▼

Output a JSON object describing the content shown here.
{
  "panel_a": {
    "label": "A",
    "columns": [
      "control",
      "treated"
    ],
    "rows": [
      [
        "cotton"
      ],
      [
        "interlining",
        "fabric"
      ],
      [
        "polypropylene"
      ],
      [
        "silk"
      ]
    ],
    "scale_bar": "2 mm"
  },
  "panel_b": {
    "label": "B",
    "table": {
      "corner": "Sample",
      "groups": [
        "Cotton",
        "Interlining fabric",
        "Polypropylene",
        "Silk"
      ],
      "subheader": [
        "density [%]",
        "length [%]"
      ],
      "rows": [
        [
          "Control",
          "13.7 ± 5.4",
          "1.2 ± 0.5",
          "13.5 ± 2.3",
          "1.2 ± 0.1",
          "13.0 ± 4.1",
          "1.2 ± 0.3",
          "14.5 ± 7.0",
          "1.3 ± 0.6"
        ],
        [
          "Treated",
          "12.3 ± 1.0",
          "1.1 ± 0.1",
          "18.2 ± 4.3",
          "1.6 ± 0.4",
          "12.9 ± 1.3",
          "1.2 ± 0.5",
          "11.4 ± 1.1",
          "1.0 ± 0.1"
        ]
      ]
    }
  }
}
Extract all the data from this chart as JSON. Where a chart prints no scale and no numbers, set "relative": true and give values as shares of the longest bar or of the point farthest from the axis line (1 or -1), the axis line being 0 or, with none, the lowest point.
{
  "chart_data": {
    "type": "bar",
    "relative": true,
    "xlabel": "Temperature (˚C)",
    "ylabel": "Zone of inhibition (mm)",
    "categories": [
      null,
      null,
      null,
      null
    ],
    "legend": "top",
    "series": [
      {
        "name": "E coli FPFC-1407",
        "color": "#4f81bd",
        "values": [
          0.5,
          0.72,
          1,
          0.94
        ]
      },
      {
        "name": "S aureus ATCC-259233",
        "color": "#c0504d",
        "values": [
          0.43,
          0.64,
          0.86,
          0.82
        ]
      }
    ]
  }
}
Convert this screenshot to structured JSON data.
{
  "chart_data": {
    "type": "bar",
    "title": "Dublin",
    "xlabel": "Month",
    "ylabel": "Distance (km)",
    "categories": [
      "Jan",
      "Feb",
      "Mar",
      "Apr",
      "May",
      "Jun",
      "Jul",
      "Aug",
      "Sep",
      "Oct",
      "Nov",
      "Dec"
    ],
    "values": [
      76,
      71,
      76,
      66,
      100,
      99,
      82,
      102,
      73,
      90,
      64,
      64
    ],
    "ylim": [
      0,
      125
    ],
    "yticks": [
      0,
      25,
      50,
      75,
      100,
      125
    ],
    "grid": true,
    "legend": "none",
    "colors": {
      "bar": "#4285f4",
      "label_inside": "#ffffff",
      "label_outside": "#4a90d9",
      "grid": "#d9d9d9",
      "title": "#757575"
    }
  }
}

▲

Check each line of the data above for the string "JSON" and report only how many lines have it.

* [RESPONSE] 3